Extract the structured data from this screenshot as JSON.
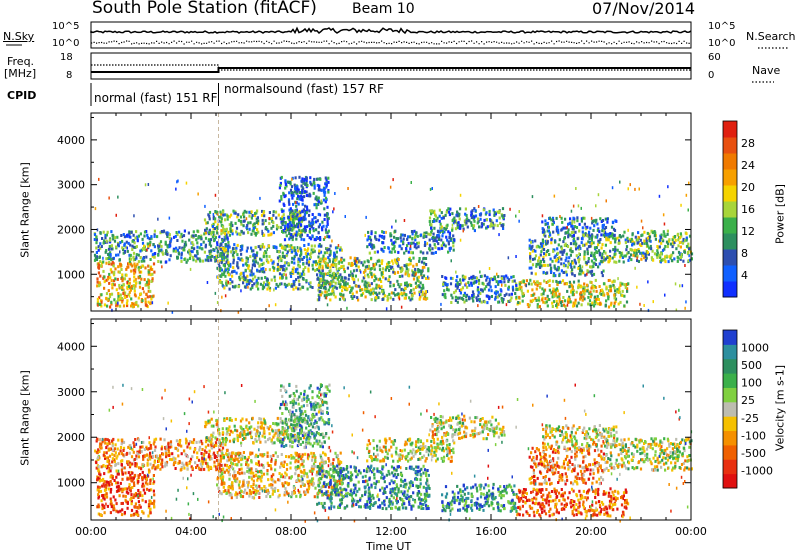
{
  "header": {
    "title": "South Pole Station (fitACF)",
    "beam": "Beam 10",
    "date": "07/Nov/2014"
  },
  "strip_panels": {
    "nsky": {
      "label": "N.Sky",
      "tick_top": "10^5",
      "tick_bottom": "10^0"
    },
    "nsearch": {
      "label": "N.Search",
      "tick_top": "10^5",
      "tick_bottom": "10^0"
    },
    "freq": {
      "label": "Freq.",
      "unit": "[MHz]",
      "tick_top": "18",
      "tick_bottom": "8"
    },
    "nave": {
      "label": "Nave",
      "tick_top": "60",
      "tick_bottom": "0"
    },
    "cpid": {
      "label": "CPID",
      "segments": [
        {
          "text": "normal (fast) 151 RF",
          "start_hour": 0,
          "end_hour": 5.1
        },
        {
          "text": "normalsound (fast) 157 RF",
          "start_hour": 5.1,
          "end_hour": 24
        }
      ]
    }
  },
  "x_axis": {
    "label": "Time UT",
    "ticks": [
      "00:00",
      "04:00",
      "08:00",
      "12:00",
      "16:00",
      "20:00",
      "00:00"
    ]
  },
  "chart_data": [
    {
      "type": "heatmap",
      "quantity": "Power",
      "xlabel": "Time UT",
      "ylabel": "Slant Range [km]",
      "xlim": [
        0,
        24
      ],
      "ylim": [
        180,
        4600
      ],
      "yticks": [
        1000,
        2000,
        3000,
        4000
      ],
      "colorbar": {
        "label": "Power [dB]",
        "ticks": [
          "4",
          "8",
          "12",
          "16",
          "20",
          "24",
          "28"
        ],
        "colors": [
          "#1030ff",
          "#1060ff",
          "#2d4fb0",
          "#2d8f5f",
          "#3bb04a",
          "#a8d53a",
          "#f5d300",
          "#f7a000",
          "#f07a00",
          "#e85010",
          "#e02010"
        ]
      },
      "echo_regions": [
        {
          "t0": 0.2,
          "t1": 2.5,
          "r0": 300,
          "r1": 1300,
          "level": 0.65
        },
        {
          "t0": 0.1,
          "t1": 5.5,
          "r0": 1300,
          "r1": 2000,
          "level": 0.3
        },
        {
          "t0": 4.5,
          "t1": 8.5,
          "r0": 1900,
          "r1": 2450,
          "level": 0.4
        },
        {
          "t0": 5.0,
          "t1": 10.0,
          "r0": 700,
          "r1": 1700,
          "level": 0.35
        },
        {
          "t0": 7.5,
          "t1": 9.5,
          "r0": 1800,
          "r1": 3200,
          "level": 0.2
        },
        {
          "t0": 9.0,
          "t1": 13.5,
          "r0": 450,
          "r1": 1400,
          "level": 0.45
        },
        {
          "t0": 11.0,
          "t1": 14.5,
          "r0": 1500,
          "r1": 2000,
          "level": 0.25
        },
        {
          "t0": 13.5,
          "t1": 16.5,
          "r0": 2000,
          "r1": 2500,
          "level": 0.3
        },
        {
          "t0": 14.0,
          "t1": 17.0,
          "r0": 400,
          "r1": 1000,
          "level": 0.3
        },
        {
          "t0": 17.0,
          "t1": 21.5,
          "r0": 300,
          "r1": 900,
          "level": 0.55
        },
        {
          "t0": 17.5,
          "t1": 20.5,
          "r0": 1000,
          "r1": 1800,
          "level": 0.35
        },
        {
          "t0": 18.0,
          "t1": 21.0,
          "r0": 1800,
          "r1": 2300,
          "level": 0.25
        },
        {
          "t0": 20.5,
          "t1": 24.0,
          "r0": 1300,
          "r1": 2000,
          "level": 0.4
        }
      ]
    },
    {
      "type": "heatmap",
      "quantity": "Velocity",
      "xlabel": "Time UT",
      "ylabel": "Slant Range [km]",
      "xlim": [
        0,
        24
      ],
      "ylim": [
        180,
        4600
      ],
      "yticks": [
        1000,
        2000,
        3000,
        4000
      ],
      "colorbar": {
        "label": "Velocity [m s-1]",
        "ticks": [
          "1000",
          "500",
          "100",
          "25",
          "-25",
          "-100",
          "-500",
          "-1000"
        ],
        "colors": [
          "#2040d0",
          "#2d8f9f",
          "#2d8f5f",
          "#3bb04a",
          "#80d040",
          "#bdbdb0",
          "#f5c000",
          "#f59000",
          "#f06000",
          "#e83010",
          "#e01010"
        ]
      },
      "echo_regions": [
        {
          "t0": 0.2,
          "t1": 2.5,
          "r0": 300,
          "r1": 1300,
          "level": 0.8
        },
        {
          "t0": 0.1,
          "t1": 5.5,
          "r0": 1300,
          "r1": 2000,
          "level": 0.7
        },
        {
          "t0": 4.5,
          "t1": 8.5,
          "r0": 1900,
          "r1": 2450,
          "level": 0.5
        },
        {
          "t0": 5.0,
          "t1": 10.0,
          "r0": 700,
          "r1": 1700,
          "level": 0.6
        },
        {
          "t0": 7.5,
          "t1": 9.5,
          "r0": 1800,
          "r1": 3200,
          "level": 0.3
        },
        {
          "t0": 9.0,
          "t1": 13.5,
          "r0": 450,
          "r1": 1400,
          "level": 0.2
        },
        {
          "t0": 11.0,
          "t1": 14.5,
          "r0": 1500,
          "r1": 2000,
          "level": 0.5
        },
        {
          "t0": 13.5,
          "t1": 16.5,
          "r0": 2000,
          "r1": 2500,
          "level": 0.5
        },
        {
          "t0": 14.0,
          "t1": 17.0,
          "r0": 400,
          "r1": 1000,
          "level": 0.2
        },
        {
          "t0": 17.0,
          "t1": 21.5,
          "r0": 300,
          "r1": 900,
          "level": 0.8
        },
        {
          "t0": 17.5,
          "t1": 20.5,
          "r0": 1000,
          "r1": 1800,
          "level": 0.7
        },
        {
          "t0": 18.0,
          "t1": 21.0,
          "r0": 1800,
          "r1": 2300,
          "level": 0.5
        },
        {
          "t0": 20.5,
          "t1": 24.0,
          "r0": 1300,
          "r1": 2000,
          "level": 0.5
        }
      ]
    }
  ]
}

-=-=-

• PROBLEM REQUIREMENTS: Leave the pictures out and write out every entry exactly as given.

• RESULT:
Extract the structured data from this screenshot as JSON.
{
  "header": {
    "title": "South Pole Station (fitACF)",
    "beam": "Beam 10",
    "date": "07/Nov/2014"
  },
  "strip_panels": {
    "nsky": {
      "label": "N.Sky",
      "tick_top": "10^5",
      "tick_bottom": "10^0"
    },
    "nsearch": {
      "label": "N.Search",
      "tick_top": "10^5",
      "tick_bottom": "10^0"
    },
    "freq": {
      "label": "Freq.",
      "unit": "[MHz]",
      "tick_top": "18",
      "tick_bottom": "8"
    },
    "nave": {
      "label": "Nave",
      "tick_top": "60",
      "tick_bottom": "0"
    },
    "cpid": {
      "label": "CPID",
      "segments": [
        {
          "text": "normal (fast) 151 RF",
          "start_hour": 0,
          "end_hour": 5.1
        },
        {
          "text": "normalsound (fast) 157 RF",
          "start_hour": 5.1,
          "end_hour": 24
        }
      ]
    }
  },
  "x_axis": {
    "label": "Time UT",
    "ticks": [
      "00:00",
      "04:00",
      "08:00",
      "12:00",
      "16:00",
      "20:00",
      "00:00"
    ]
  },
  "chart_data": [
    {
      "type": "heatmap",
      "quantity": "Power",
      "xlabel": "Time UT",
      "ylabel": "Slant Range [km]",
      "xlim": [
        0,
        24
      ],
      "ylim": [
        180,
        4600
      ],
      "yticks": [
        1000,
        2000,
        3000,
        4000
      ],
      "colorbar": {
        "label": "Power [dB]",
        "ticks": [
          "4",
          "8",
          "12",
          "16",
          "20",
          "24",
          "28"
        ],
        "colors": [
          "#1030ff",
          "#1060ff",
          "#2d4fb0",
          "#2d8f5f",
          "#3bb04a",
          "#a8d53a",
          "#f5d300",
          "#f7a000",
          "#f07a00",
          "#e85010",
          "#e02010"
        ]
      },
      "echo_regions": [
        {
          "t0": 0.2,
          "t1": 2.5,
          "r0": 300,
          "r1": 1300,
          "level": 0.65
        },
        {
          "t0": 0.1,
          "t1": 5.5,
          "r0": 1300,
          "r1": 2000,
          "level": 0.3
        },
        {
          "t0": 4.5,
          "t1": 8.5,
          "r0": 1900,
          "r1": 2450,
          "level": 0.4
        },
        {
          "t0": 5.0,
          "t1": 10.0,
          "r0": 700,
          "r1": 1700,
          "level": 0.35
        },
        {
          "t0": 7.5,
          "t1": 9.5,
          "r0": 1800,
          "r1": 3200,
          "level": 0.2
        },
        {
          "t0": 9.0,
          "t1": 13.5,
          "r0": 450,
          "r1": 1400,
          "level": 0.45
        },
        {
          "t0": 11.0,
          "t1": 14.5,
          "r0": 1500,
          "r1": 2000,
          "level": 0.25
        },
        {
          "t0": 13.5,
          "t1": 16.5,
          "r0": 2000,
          "r1": 2500,
          "level": 0.3
        },
        {
          "t0": 14.0,
          "t1": 17.0,
          "r0": 400,
          "r1": 1000,
          "level": 0.3
        },
        {
          "t0": 17.0,
          "t1": 21.5,
          "r0": 300,
          "r1": 900,
          "level": 0.55
        },
        {
          "t0": 17.5,
          "t1": 20.5,
          "r0": 1000,
          "r1": 1800,
          "level": 0.35
        },
        {
          "t0": 18.0,
          "t1": 21.0,
          "r0": 1800,
          "r1": 2300,
          "level": 0.25
        },
        {
          "t0": 20.5,
          "t1": 24.0,
          "r0": 1300,
          "r1": 2000,
          "level": 0.4
        }
      ]
    },
    {
      "type": "heatmap",
      "quantity": "Velocity",
      "xlabel": "Time UT",
      "ylabel": "Slant Range [km]",
      "xlim": [
        0,
        24
      ],
      "ylim": [
        180,
        4600
      ],
      "yticks": [
        1000,
        2000,
        3000,
        4000
      ],
      "colorbar": {
        "label": "Velocity [m s-1]",
        "ticks": [
          "1000",
          "500",
          "100",
          "25",
          "-25",
          "-100",
          "-500",
          "-1000"
        ],
        "colors": [
          "#2040d0",
          "#2d8f9f",
          "#2d8f5f",
          "#3bb04a",
          "#80d040",
          "#bdbdb0",
          "#f5c000",
          "#f59000",
          "#f06000",
          "#e83010",
          "#e01010"
        ]
      },
      "echo_regions": [
        {
          "t0": 0.2,
          "t1": 2.5,
          "r0": 300,
          "r1": 1300,
          "level": 0.8
        },
        {
          "t0": 0.1,
          "t1": 5.5,
          "r0": 1300,
          "r1": 2000,
          "level": 0.7
        },
        {
          "t0": 4.5,
          "t1": 8.5,
          "r0": 1900,
          "r1": 2450,
          "level": 0.5
        },
        {
          "t0": 5.0,
          "t1": 10.0,
          "r0": 700,
          "r1": 1700,
          "level": 0.6
        },
        {
          "t0": 7.5,
          "t1": 9.5,
          "r0": 1800,
          "r1": 3200,
          "level": 0.3
        },
        {
          "t0": 9.0,
          "t1": 13.5,
          "r0": 450,
          "r1": 1400,
          "level": 0.2
        },
        {
          "t0": 11.0,
          "t1": 14.5,
          "r0": 1500,
          "r1": 2000,
          "level": 0.5
        },
        {
          "t0": 13.5,
          "t1": 16.5,
          "r0": 2000,
          "r1": 2500,
          "level": 0.5
        },
        {
          "t0": 14.0,
          "t1": 17.0,
          "r0": 400,
          "r1": 1000,
          "level": 0.2
        },
        {
          "t0": 17.0,
          "t1": 21.5,
          "r0": 300,
          "r1": 900,
          "level": 0.8
        },
        {
          "t0": 17.5,
          "t1": 20.5,
          "r0": 1000,
          "r1": 1800,
          "level": 0.7
        },
        {
          "t0": 18.0,
          "t1": 21.0,
          "r0": 1800,
          "r1": 2300,
          "level": 0.5
        },
        {
          "t0": 20.5,
          "t1": 24.0,
          "r0": 1300,
          "r1": 2000,
          "level": 0.5
        }
      ]
    }
  ]
}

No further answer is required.